PROBLEM TO WORK ON: Carry none of the pictures over; set down the material below exactly.

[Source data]
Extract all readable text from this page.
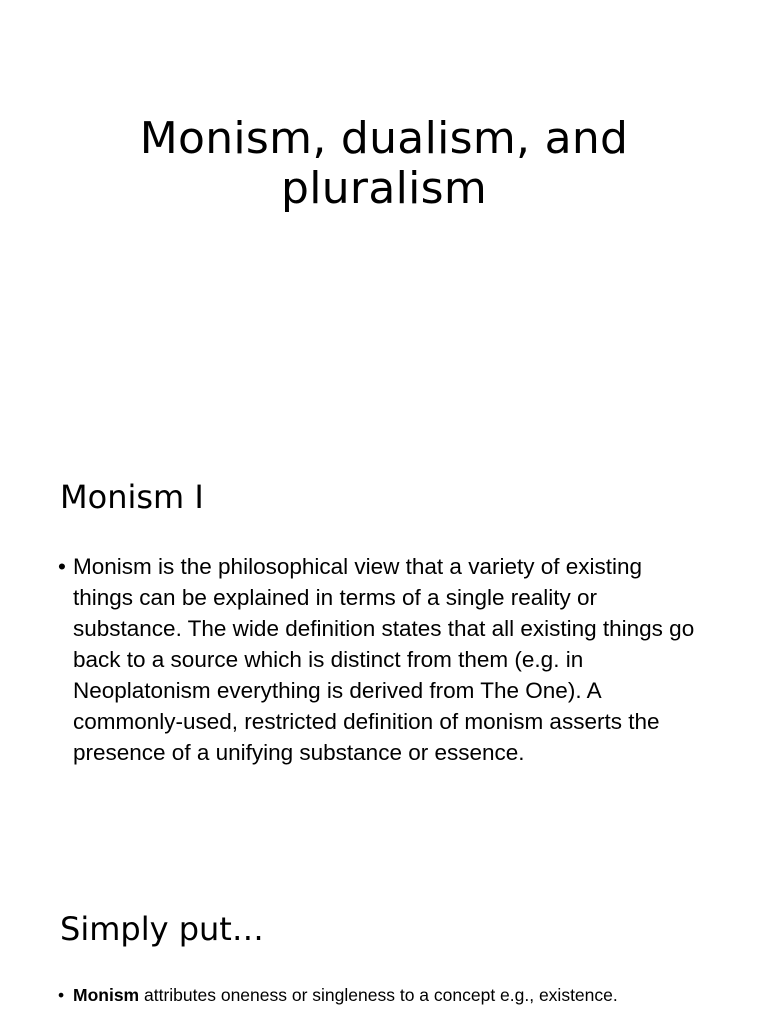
Monism, dualism, and
pluralism
Monism I
• Monism is the philosophical view that a variety of existing things can be explained in terms of a single reality or substance. The wide definition states that all existing things go back to a source which is distinct from them (e.g. in Neoplatonism everything is derived from The One). A commonly-used, restricted definition of monism asserts the presence of a unifying substance or essence.
Simply put…
• Monism attributes oneness or singleness to a concept e.g., existence.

SOLUTION FOR THIS TASK:
Extract all readable text from this page.
Monism, dualism, and
pluralism
Monism I
• Monism is the philosophical view that a variety of existing things can be explained in terms of a single reality or substance. The wide definition states that all existing things go back to a source which is distinct from them (e.g. in Neoplatonism everything is derived from The One). A commonly-used, restricted definition of monism asserts the presence of a unifying substance or essence.
Simply put…
• Monism attributes oneness or singleness to a concept e.g., existence.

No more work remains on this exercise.